Write the data out again exactly, dropping any images it holds.
— START OF PROVIDED INFORMATION —
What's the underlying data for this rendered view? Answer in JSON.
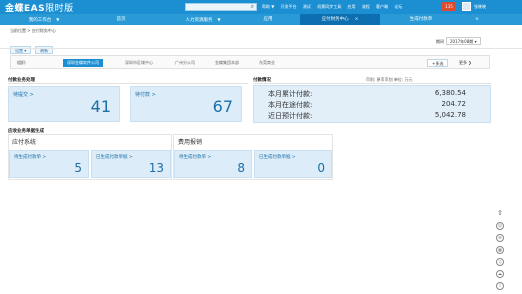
{
  "header": {
    "brand": "金蝶EAS",
    "brand_suffix": "限时版",
    "search_placeholder": "",
    "links": [
      "帮助 ▼",
      "开发平台",
      "测试",
      "机票同步工具",
      "应用",
      "流程",
      "客户端",
      "论坛"
    ],
    "badge": "135",
    "user": "张晓晓"
  },
  "nav": [
    {
      "label": "我的工作台",
      "dropdown": true
    },
    {
      "label": "首页",
      "dropdown": false
    },
    {
      "label": "人力资源服务",
      "dropdown": true
    },
    {
      "label": "应用",
      "dropdown": false
    },
    {
      "label": "应付财务中心",
      "dropdown": false,
      "active": true,
      "close": "×"
    },
    {
      "label": "生成付款单",
      "dropdown": false,
      "close": "×"
    }
  ],
  "breadcrumb": "当前位置 > 应付财务中心",
  "buttons": {
    "settings": "设置",
    "refresh": "刷新"
  },
  "period": {
    "label": "期间",
    "value": "2017年08期"
  },
  "org": {
    "label": "组织:",
    "tabs": [
      "深圳金蝶软件公司",
      "深圳市区域中心",
      "广州分公司",
      "金蝶集团本部",
      "东莞商业"
    ],
    "multi": "+多选",
    "more": "更多 ❯"
  },
  "sections": {
    "payment_business": "付款业务处理",
    "fund_status": "付款情况",
    "fund_meta": "币别:  原币币别     单位:  万元",
    "payable_gen": "应收业务单据生成"
  },
  "kpis": [
    {
      "label": "待提交 >",
      "value": "41"
    },
    {
      "label": "待付款 >",
      "value": "67"
    }
  ],
  "fund_rows": [
    {
      "label": "本月累计付款:",
      "value": "6,380.54"
    },
    {
      "label": "本月在途付款:",
      "value": "204.72"
    },
    {
      "label": "近日预计付款:",
      "value": "5,042.78"
    }
  ],
  "groups": [
    {
      "title": "应付系统",
      "cards": [
        {
          "label": "待生成付款单 >",
          "value": "5"
        },
        {
          "label": "已生成付款单据 >",
          "value": "13"
        }
      ]
    },
    {
      "title": "费用报销",
      "cards": [
        {
          "label": "待生成付款单 >",
          "value": "8"
        },
        {
          "label": "已生成付款单据 >",
          "value": "0"
        }
      ]
    }
  ],
  "right_icons": [
    "arrow-up-icon",
    "person-icon",
    "message-icon",
    "calendar-icon",
    "headset-icon",
    "chat-icon",
    "info-icon"
  ]
}
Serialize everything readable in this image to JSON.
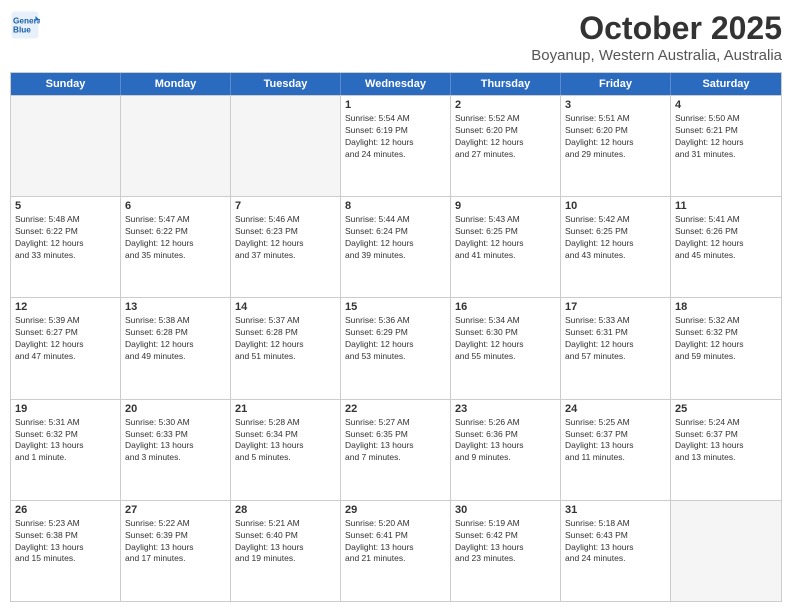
— END OF PROVIDED INFORMATION —
EXERCISE SOLUTION:
What's the underlying data for this rendered view? Answer in JSON.
{
  "header": {
    "brand": "金蝶EAS",
    "brand_suffix": "限时版",
    "search_placeholder": "",
    "links": [
      "帮助 ▼",
      "开发平台",
      "测试",
      "机票同步工具",
      "应用",
      "流程",
      "客户端",
      "论坛"
    ],
    "badge": "135",
    "user": "张晓晓"
  },
  "nav": [
    {
      "label": "我的工作台",
      "dropdown": true
    },
    {
      "label": "首页",
      "dropdown": false
    },
    {
      "label": "人力资源服务",
      "dropdown": true
    },
    {
      "label": "应用",
      "dropdown": false
    },
    {
      "label": "应付财务中心",
      "dropdown": false,
      "active": true,
      "close": "×"
    },
    {
      "label": "生成付款单",
      "dropdown": false,
      "close": "×"
    }
  ],
  "breadcrumb": "当前位置 > 应付财务中心",
  "buttons": {
    "settings": "设置",
    "refresh": "刷新"
  },
  "period": {
    "label": "期间",
    "value": "2017年08期"
  },
  "org": {
    "label": "组织:",
    "tabs": [
      "深圳金蝶软件公司",
      "深圳市区域中心",
      "广州分公司",
      "金蝶集团本部",
      "东莞商业"
    ],
    "multi": "+多选",
    "more": "更多 ❯"
  },
  "sections": {
    "payment_business": "付款业务处理",
    "fund_status": "付款情况",
    "fund_meta": "币别:  原币币别     单位:  万元",
    "payable_gen": "应收业务单据生成"
  },
  "kpis": [
    {
      "label": "待提交 >",
      "value": "41"
    },
    {
      "label": "待付款 >",
      "value": "67"
    }
  ],
  "fund_rows": [
    {
      "label": "本月累计付款:",
      "value": "6,380.54"
    },
    {
      "label": "本月在途付款:",
      "value": "204.72"
    },
    {
      "label": "近日预计付款:",
      "value": "5,042.78"
    }
  ],
  "groups": [
    {
      "title": "应付系统",
      "cards": [
        {
          "label": "待生成付款单 >",
          "value": "5"
        },
        {
          "label": "已生成付款单据 >",
          "value": "13"
        }
      ]
    },
    {
      "title": "费用报销",
      "cards": [
        {
          "label": "待生成付款单 >",
          "value": "8"
        },
        {
          "label": "已生成付款单据 >",
          "value": "0"
        }
      ]
    }
  ],
  "right_icons": [
    "arrow-up-icon",
    "person-icon",
    "message-icon",
    "calendar-icon",
    "headset-icon",
    "chat-icon",
    "info-icon"
  ]
}
Serialize everything readable in this image to JSON.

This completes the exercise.